PROBLEM DESCRIPTION: Once the pictures are set aside, transcribe the remaining data exactly.

start DATA SUPPLIED

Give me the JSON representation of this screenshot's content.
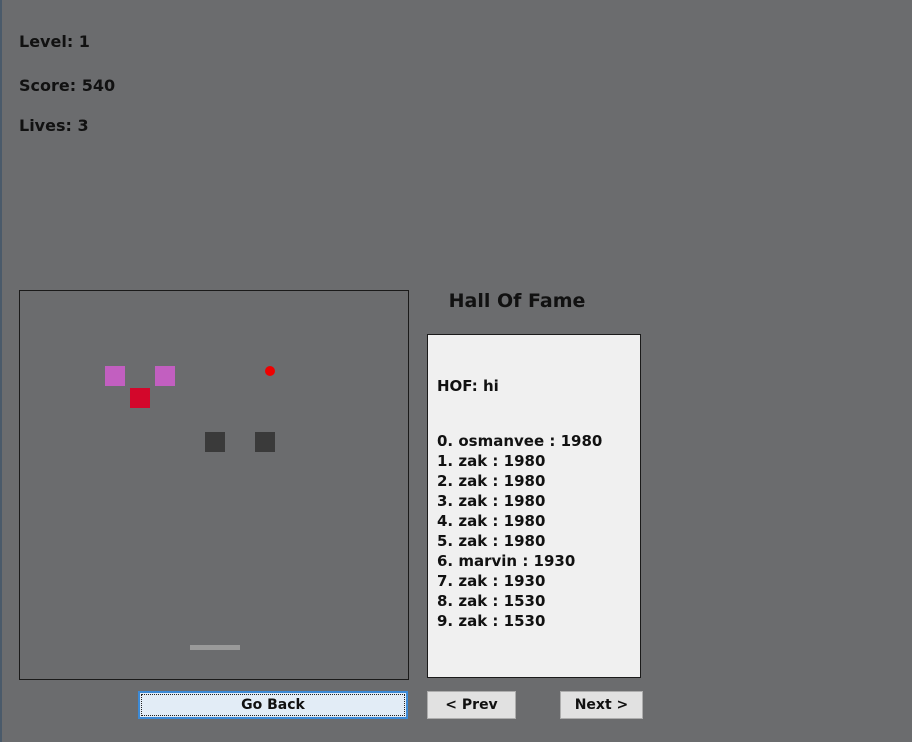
{
  "stats": {
    "level": "Level: 1",
    "score": "Score: 540",
    "lives": "Lives: 3"
  },
  "game": {
    "colors": {
      "background": "#6b6c6e",
      "brick_pink": "#c25fc0",
      "brick_red": "#d3072b",
      "brick_dark": "#3a3a3a",
      "ball": "#ee0000",
      "paddle": "#9a9a9a"
    }
  },
  "hall_of_fame": {
    "title": "Hall Of Fame",
    "header": "HOF: hi",
    "entries": [
      "0. osmanvee : 1980",
      "1. zak : 1980",
      "2. zak : 1980",
      "3. zak : 1980",
      "4. zak : 1980",
      "5. zak : 1980",
      "6. marvin : 1930",
      "7. zak : 1930",
      "8. zak : 1530",
      "9. zak : 1530"
    ]
  },
  "buttons": {
    "go_back": "Go Back",
    "prev": "< Prev",
    "next": "Next >"
  }
}
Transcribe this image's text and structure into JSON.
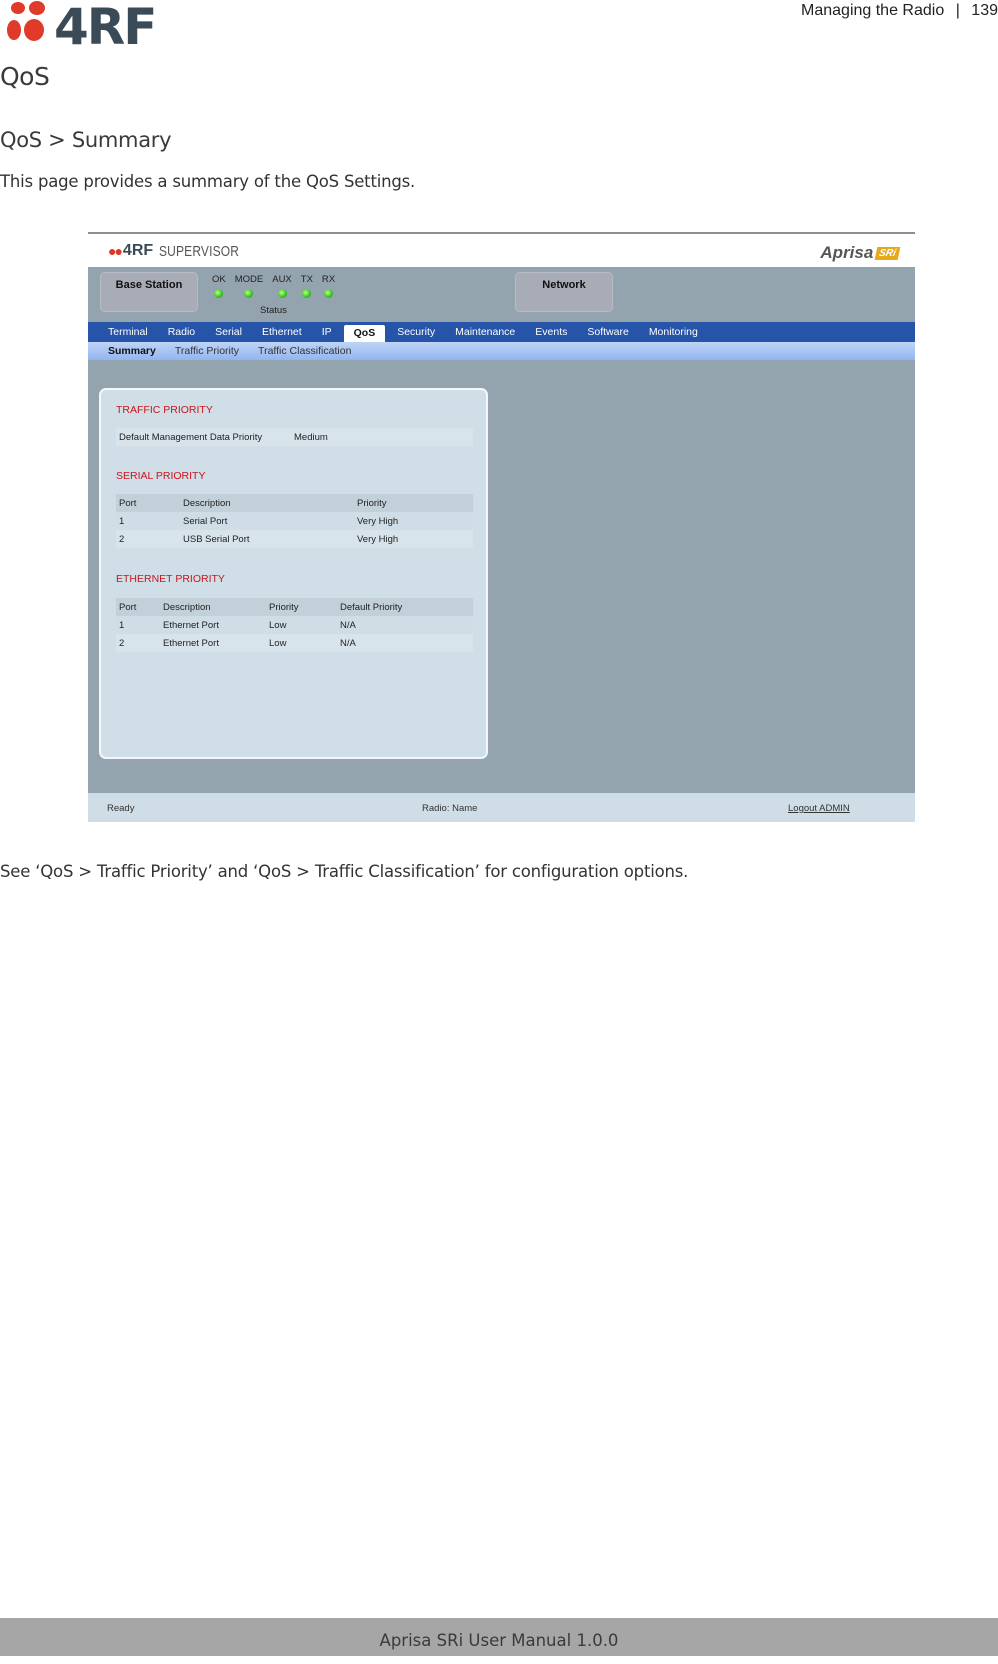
{
  "page_header": {
    "logo_text": "4RF",
    "section": "Managing the Radio",
    "separator": "|",
    "page_number": "139"
  },
  "doc": {
    "heading": "QoS",
    "subheading": "QoS > Summary",
    "intro": "This page provides a summary of the QoS Settings.",
    "outro": "See ‘QoS > Traffic Priority’ and ‘QoS > Traffic Classification’ for configuration options."
  },
  "app": {
    "brand_logo": "4RF",
    "brand_product": "SUPERVISOR",
    "device_logo": "Aprisa",
    "device_badge": "SRi",
    "station_label": "Base Station",
    "network_label": "Network",
    "status_caption": "Status",
    "leds": [
      {
        "label": "OK",
        "state": "green"
      },
      {
        "label": "MODE",
        "state": "green"
      },
      {
        "label": "AUX",
        "state": "green"
      },
      {
        "label": "TX",
        "state": "green"
      },
      {
        "label": "RX",
        "state": "green"
      }
    ],
    "nav_tabs": [
      "Terminal",
      "Radio",
      "Serial",
      "Ethernet",
      "IP",
      "QoS",
      "Security",
      "Maintenance",
      "Events",
      "Software",
      "Monitoring"
    ],
    "active_tab": "QoS",
    "sub_tabs": [
      "Summary",
      "Traffic Priority",
      "Traffic Classification"
    ],
    "active_sub_tab": "Summary",
    "traffic_priority": {
      "title": "TRAFFIC PRIORITY",
      "label": "Default Management Data Priority",
      "value": "Medium"
    },
    "serial_priority": {
      "title": "SERIAL PRIORITY",
      "headers": [
        "Port",
        "Description",
        "Priority"
      ],
      "rows": [
        [
          "1",
          "Serial Port",
          "Very High"
        ],
        [
          "2",
          "USB Serial Port",
          "Very High"
        ]
      ]
    },
    "ethernet_priority": {
      "title": "ETHERNET PRIORITY",
      "headers": [
        "Port",
        "Description",
        "Priority",
        "Default Priority"
      ],
      "rows": [
        [
          "1",
          "Ethernet Port",
          "Low",
          "N/A"
        ],
        [
          "2",
          "Ethernet Port",
          "Low",
          "N/A"
        ]
      ]
    },
    "statusbar": {
      "state": "Ready",
      "radio": "Radio: Name",
      "logout": "Logout ADMIN"
    },
    "colors": {
      "nav_bar": "#2554a8",
      "section_title": "#c8161d",
      "led_on": "#35c11f"
    }
  },
  "footer": {
    "text": "Aprisa SRi User Manual 1.0.0"
  }
}
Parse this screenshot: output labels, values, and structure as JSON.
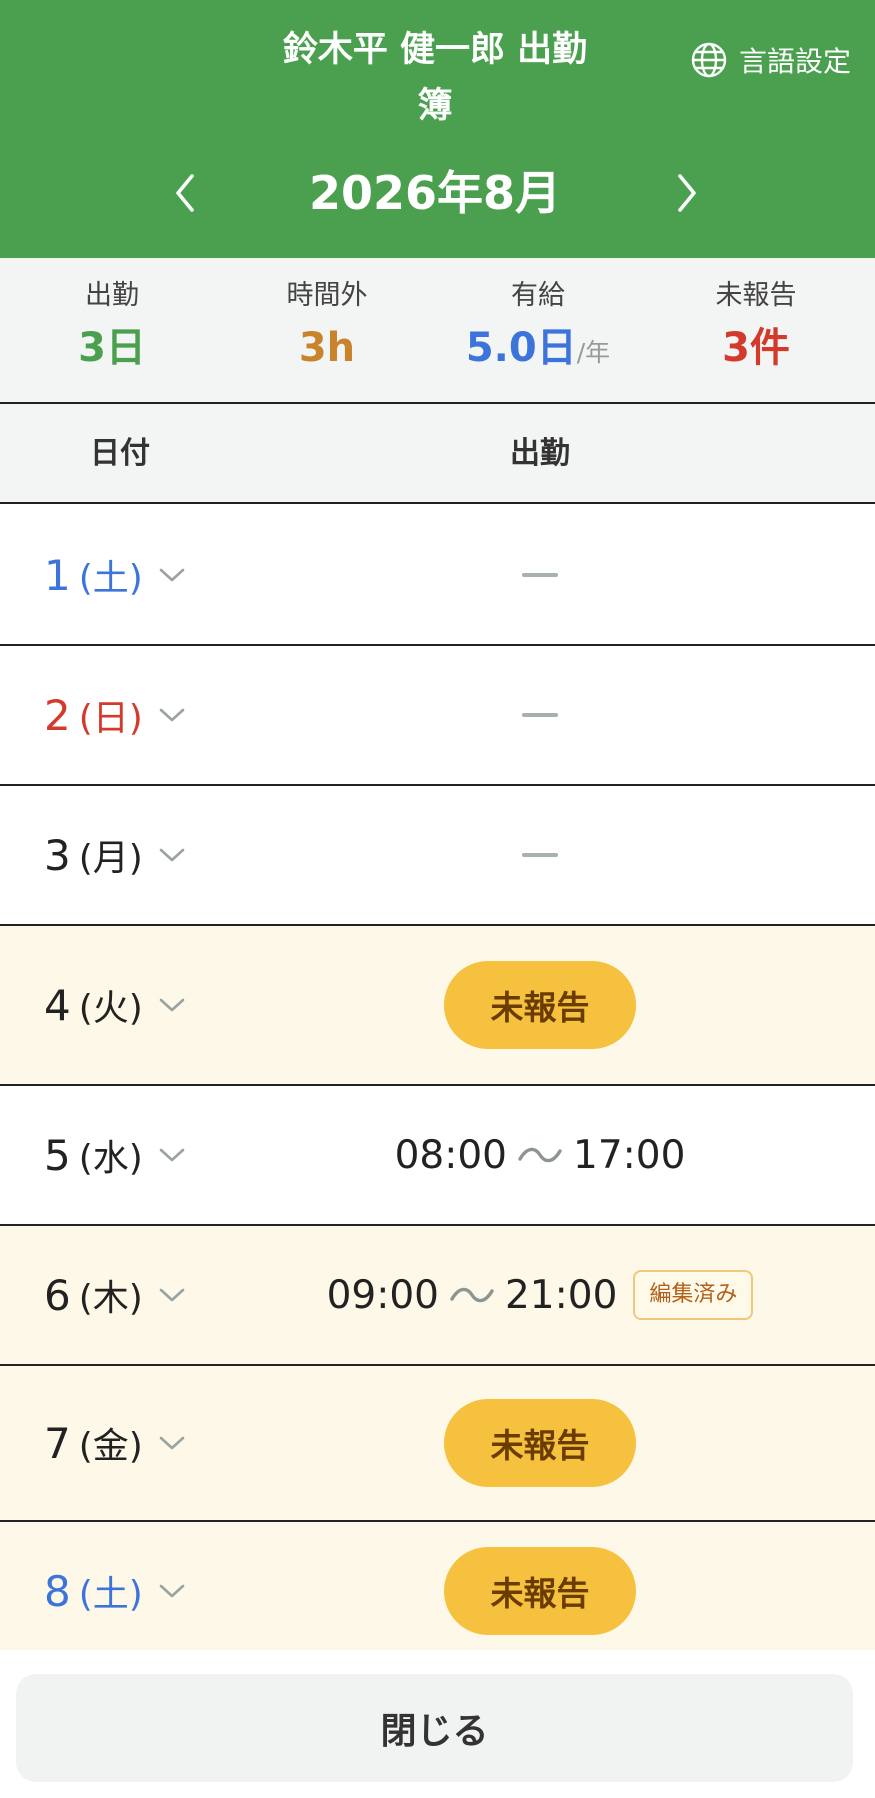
{
  "header": {
    "title_line1": "鈴木平 健一郎 出勤",
    "title_line2": "簿",
    "lang_label": "言語設定",
    "month": "2026年8月"
  },
  "summary": {
    "attendance": {
      "label": "出勤",
      "value": "3日",
      "color": "#4aa04f"
    },
    "overtime": {
      "label": "時間外",
      "value": "3h",
      "color": "#c8832c"
    },
    "paid_leave": {
      "label": "有給",
      "value": "5.0日",
      "unit": "/年",
      "color": "#3d74dc"
    },
    "unreported": {
      "label": "未報告",
      "value": "3件",
      "color": "#d33a2c"
    }
  },
  "columns": {
    "date": "日付",
    "attendance": "出勤"
  },
  "rows": [
    {
      "day": "1",
      "weekday": "(土)",
      "status": "none"
    },
    {
      "day": "2",
      "weekday": "(日)",
      "status": "none"
    },
    {
      "day": "3",
      "weekday": "(月)",
      "status": "none"
    },
    {
      "day": "4",
      "weekday": "(火)",
      "status": "unreported",
      "label": "未報告"
    },
    {
      "day": "5",
      "weekday": "(水)",
      "status": "time",
      "start": "08:00",
      "end": "17:00"
    },
    {
      "day": "6",
      "weekday": "(木)",
      "status": "time",
      "start": "09:00",
      "end": "21:00",
      "badge": "編集済み"
    },
    {
      "day": "7",
      "weekday": "(金)",
      "status": "unreported",
      "label": "未報告"
    },
    {
      "day": "8",
      "weekday": "(土)",
      "status": "unreported",
      "label": "未報告"
    }
  ],
  "footer": {
    "close_label": "閉じる"
  },
  "icons": {
    "lang": "globe-icon",
    "prev": "chevron-left-icon",
    "next": "chevron-right-icon",
    "expand": "chevron-down-icon",
    "dash": "dash-icon",
    "tilde": "tilde-icon"
  },
  "colors": {
    "header_bg": "#4aa04f",
    "row_highlight_bg": "#fdf8e8",
    "pill_bg": "#f5c13e",
    "saturday": "#3d74dc",
    "sunday": "#d33a2c"
  }
}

end DATA SUPPLIED

ANSWER BELOW:
Give me the JSON representation of this screenshot's content.
{
  "stats": {
    "level": "Level: 1",
    "score": "Score: 540",
    "lives": "Lives: 3"
  },
  "game": {
    "colors": {
      "background": "#6b6c6e",
      "brick_pink": "#c25fc0",
      "brick_red": "#d3072b",
      "brick_dark": "#3a3a3a",
      "ball": "#ee0000",
      "paddle": "#9a9a9a"
    }
  },
  "hall_of_fame": {
    "title": "Hall Of Fame",
    "header": "HOF: hi",
    "entries": [
      "0. osmanvee : 1980",
      "1. zak : 1980",
      "2. zak : 1980",
      "3. zak : 1980",
      "4. zak : 1980",
      "5. zak : 1980",
      "6. marvin : 1930",
      "7. zak : 1930",
      "8. zak : 1530",
      "9. zak : 1530"
    ]
  },
  "buttons": {
    "go_back": "Go Back",
    "prev": "< Prev",
    "next": "Next >"
  }
}
Transcribe this image's text and structure into JSON.
{
  "page_header": {
    "logo_text": "4RF",
    "section": "Managing the Radio",
    "separator": "|",
    "page_number": "139"
  },
  "doc": {
    "heading": "QoS",
    "subheading": "QoS > Summary",
    "intro": "This page provides a summary of the QoS Settings.",
    "outro": "See ‘QoS > Traffic Priority’ and ‘QoS > Traffic Classification’ for configuration options."
  },
  "app": {
    "brand_logo": "4RF",
    "brand_product": "SUPERVISOR",
    "device_logo": "Aprisa",
    "device_badge": "SRi",
    "station_label": "Base Station",
    "network_label": "Network",
    "status_caption": "Status",
    "leds": [
      {
        "label": "OK",
        "state": "green"
      },
      {
        "label": "MODE",
        "state": "green"
      },
      {
        "label": "AUX",
        "state": "green"
      },
      {
        "label": "TX",
        "state": "green"
      },
      {
        "label": "RX",
        "state": "green"
      }
    ],
    "nav_tabs": [
      "Terminal",
      "Radio",
      "Serial",
      "Ethernet",
      "IP",
      "QoS",
      "Security",
      "Maintenance",
      "Events",
      "Software",
      "Monitoring"
    ],
    "active_tab": "QoS",
    "sub_tabs": [
      "Summary",
      "Traffic Priority",
      "Traffic Classification"
    ],
    "active_sub_tab": "Summary",
    "traffic_priority": {
      "title": "TRAFFIC PRIORITY",
      "label": "Default Management Data Priority",
      "value": "Medium"
    },
    "serial_priority": {
      "title": "SERIAL PRIORITY",
      "headers": [
        "Port",
        "Description",
        "Priority"
      ],
      "rows": [
        [
          "1",
          "Serial Port",
          "Very High"
        ],
        [
          "2",
          "USB Serial Port",
          "Very High"
        ]
      ]
    },
    "ethernet_priority": {
      "title": "ETHERNET PRIORITY",
      "headers": [
        "Port",
        "Description",
        "Priority",
        "Default Priority"
      ],
      "rows": [
        [
          "1",
          "Ethernet Port",
          "Low",
          "N/A"
        ],
        [
          "2",
          "Ethernet Port",
          "Low",
          "N/A"
        ]
      ]
    },
    "statusbar": {
      "state": "Ready",
      "radio": "Radio: Name",
      "logout": "Logout ADMIN"
    },
    "colors": {
      "nav_bar": "#2554a8",
      "section_title": "#c8161d",
      "led_on": "#35c11f"
    }
  },
  "footer": {
    "text": "Aprisa SRi User Manual 1.0.0"
  }
}
Parse this screenshot: output labels, values, and structure as JSON.
{
  "header": {
    "title_line1": "鈴木平 健一郎 出勤",
    "title_line2": "簿",
    "lang_label": "言語設定",
    "month": "2026年8月"
  },
  "summary": {
    "attendance": {
      "label": "出勤",
      "value": "3日",
      "color": "#4aa04f"
    },
    "overtime": {
      "label": "時間外",
      "value": "3h",
      "color": "#c8832c"
    },
    "paid_leave": {
      "label": "有給",
      "value": "5.0日",
      "unit": "/年",
      "color": "#3d74dc"
    },
    "unreported": {
      "label": "未報告",
      "value": "3件",
      "color": "#d33a2c"
    }
  },
  "columns": {
    "date": "日付",
    "attendance": "出勤"
  },
  "rows": [
    {
      "day": "1",
      "weekday": "(土)",
      "status": "none"
    },
    {
      "day": "2",
      "weekday": "(日)",
      "status": "none"
    },
    {
      "day": "3",
      "weekday": "(月)",
      "status": "none"
    },
    {
      "day": "4",
      "weekday": "(火)",
      "status": "unreported",
      "label": "未報告"
    },
    {
      "day": "5",
      "weekday": "(水)",
      "status": "time",
      "start": "08:00",
      "end": "17:00"
    },
    {
      "day": "6",
      "weekday": "(木)",
      "status": "time",
      "start": "09:00",
      "end": "21:00",
      "badge": "編集済み"
    },
    {
      "day": "7",
      "weekday": "(金)",
      "status": "unreported",
      "label": "未報告"
    },
    {
      "day": "8",
      "weekday": "(土)",
      "status": "unreported",
      "label": "未報告"
    }
  ],
  "footer": {
    "close_label": "閉じる"
  },
  "icons": {
    "lang": "globe-icon",
    "prev": "chevron-left-icon",
    "next": "chevron-right-icon",
    "expand": "chevron-down-icon",
    "dash": "dash-icon",
    "tilde": "tilde-icon"
  },
  "colors": {
    "header_bg": "#4aa04f",
    "row_highlight_bg": "#fdf8e8",
    "pill_bg": "#f5c13e",
    "saturday": "#3d74dc",
    "sunday": "#d33a2c"
  }
}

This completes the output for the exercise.